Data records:

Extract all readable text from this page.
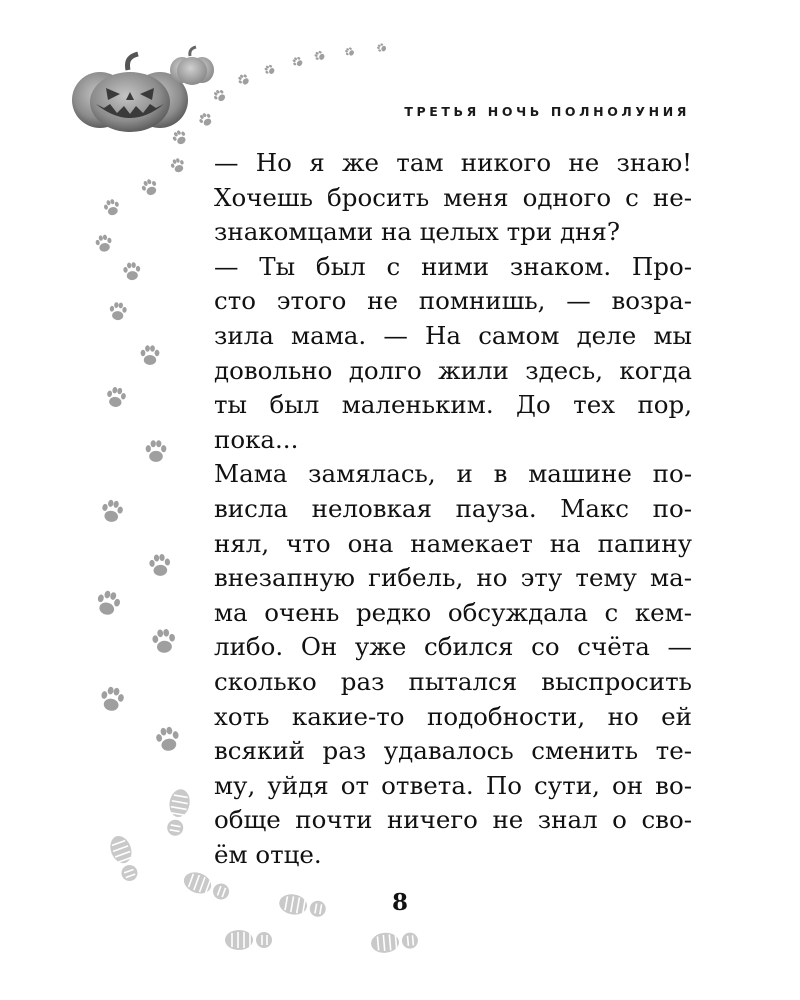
ТРЕТЬЯ НОЧЬ ПОЛНОЛУНИЯ
— Но я же там никого не знаю!
Хочешь бросить меня одного с не-
знакомцами на целых три дня?
— Ты был с ними знаком. Про-
сто этого не помнишь, — возра-
зила мама. — На самом деле мы
довольно долго жили здесь, когда
ты был маленьким. До тех пор,
пока...
Мама замялась, и в машине по-
висла неловкая пауза. Макс по-
нял, что она намекает на папину
внезапную гибель, но эту тему ма-
ма очень редко обсуждала с кем-
либо. Он уже сбился со счёта —
сколько раз пытался выспросить
хоть какие-то подобности, но ей
всякий раз удавалось сменить те-
му, уйдя от ответа. По сути, он во-
обще почти ничего не знал о сво-
ём отце.
8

#### [Job]
Every line is to be duplicated exactly, though pictures stay out.

#### [Exercise output]
Extract all readable text from this page.
ТРЕТЬЯ НОЧЬ ПОЛНОЛУНИЯ
— Но я же там никого не знаю!
Хочешь бросить меня одного с не-
знакомцами на целых три дня?
— Ты был с ними знаком. Про-
сто этого не помнишь, — возра-
зила мама. — На самом деле мы
довольно долго жили здесь, когда
ты был маленьким. До тех пор,
пока...
Мама замялась, и в машине по-
висла неловкая пауза. Макс по-
нял, что она намекает на папину
внезапную гибель, но эту тему ма-
ма очень редко обсуждала с кем-
либо. Он уже сбился со счёта —
сколько раз пытался выспросить
хоть какие-то подобности, но ей
всякий раз удавалось сменить те-
му, уйдя от ответа. По сути, он во-
обще почти ничего не знал о сво-
ём отце.
8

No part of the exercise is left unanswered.